***** DATA SUPPLIED *****

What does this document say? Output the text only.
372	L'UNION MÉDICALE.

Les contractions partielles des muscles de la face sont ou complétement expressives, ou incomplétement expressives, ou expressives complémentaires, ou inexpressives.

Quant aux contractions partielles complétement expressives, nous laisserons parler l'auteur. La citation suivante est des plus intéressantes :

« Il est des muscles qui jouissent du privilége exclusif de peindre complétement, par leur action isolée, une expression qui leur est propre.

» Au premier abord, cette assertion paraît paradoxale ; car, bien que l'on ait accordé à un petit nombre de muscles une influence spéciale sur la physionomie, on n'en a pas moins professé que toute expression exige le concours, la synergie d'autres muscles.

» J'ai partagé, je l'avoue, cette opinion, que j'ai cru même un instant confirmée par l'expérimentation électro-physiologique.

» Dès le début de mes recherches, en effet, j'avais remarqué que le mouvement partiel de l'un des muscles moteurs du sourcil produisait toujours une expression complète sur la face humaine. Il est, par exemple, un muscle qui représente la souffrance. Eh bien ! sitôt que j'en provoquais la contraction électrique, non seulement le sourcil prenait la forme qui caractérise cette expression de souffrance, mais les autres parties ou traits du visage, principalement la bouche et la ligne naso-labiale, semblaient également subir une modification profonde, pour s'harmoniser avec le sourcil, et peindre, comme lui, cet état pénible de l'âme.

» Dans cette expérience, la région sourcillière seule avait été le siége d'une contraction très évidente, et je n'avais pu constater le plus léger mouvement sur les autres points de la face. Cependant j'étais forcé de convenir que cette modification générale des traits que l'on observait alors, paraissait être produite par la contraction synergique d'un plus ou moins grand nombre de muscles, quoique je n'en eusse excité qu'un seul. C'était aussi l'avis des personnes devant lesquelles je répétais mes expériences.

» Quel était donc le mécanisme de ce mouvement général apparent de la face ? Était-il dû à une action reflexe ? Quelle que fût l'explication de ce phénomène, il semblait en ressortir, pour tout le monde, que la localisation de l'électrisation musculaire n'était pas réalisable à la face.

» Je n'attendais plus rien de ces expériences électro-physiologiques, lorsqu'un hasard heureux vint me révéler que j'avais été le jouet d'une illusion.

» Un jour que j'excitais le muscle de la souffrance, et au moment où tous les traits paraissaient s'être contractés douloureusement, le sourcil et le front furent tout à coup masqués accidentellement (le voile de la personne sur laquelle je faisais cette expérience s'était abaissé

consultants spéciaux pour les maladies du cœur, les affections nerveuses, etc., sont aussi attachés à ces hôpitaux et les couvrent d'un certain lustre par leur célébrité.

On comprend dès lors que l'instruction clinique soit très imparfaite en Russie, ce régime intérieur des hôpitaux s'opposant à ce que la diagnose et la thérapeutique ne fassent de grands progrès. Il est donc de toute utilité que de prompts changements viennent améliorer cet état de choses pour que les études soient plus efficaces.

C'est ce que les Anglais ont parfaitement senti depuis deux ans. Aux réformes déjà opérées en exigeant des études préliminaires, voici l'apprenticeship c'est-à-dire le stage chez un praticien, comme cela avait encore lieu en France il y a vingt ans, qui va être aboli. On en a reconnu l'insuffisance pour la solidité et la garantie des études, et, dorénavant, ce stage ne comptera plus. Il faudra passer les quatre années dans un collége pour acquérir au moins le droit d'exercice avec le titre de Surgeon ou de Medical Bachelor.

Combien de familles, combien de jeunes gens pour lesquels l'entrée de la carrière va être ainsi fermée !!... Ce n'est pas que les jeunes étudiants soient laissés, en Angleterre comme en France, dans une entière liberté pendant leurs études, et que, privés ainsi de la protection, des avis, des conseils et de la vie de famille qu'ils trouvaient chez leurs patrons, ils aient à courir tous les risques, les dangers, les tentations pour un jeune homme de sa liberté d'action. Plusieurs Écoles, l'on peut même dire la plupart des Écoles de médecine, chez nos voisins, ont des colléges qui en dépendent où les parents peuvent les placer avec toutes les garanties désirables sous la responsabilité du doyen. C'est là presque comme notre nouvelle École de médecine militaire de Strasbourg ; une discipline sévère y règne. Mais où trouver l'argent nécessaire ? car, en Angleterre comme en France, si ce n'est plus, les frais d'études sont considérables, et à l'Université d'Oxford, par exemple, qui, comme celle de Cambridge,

*****

Copy every line of the listing where the word "expressives" appears.

**FULL RESPONSE**
Les contractions partielles des muscles de la face sont ou complétement expressives, ou incomplétement expressives, ou expressives complémentaires, ou inexpressives.
Quant aux contractions partielles complétement expressives, nous laisserons parler l'auteur. La citation suivante est des plus intéressantes :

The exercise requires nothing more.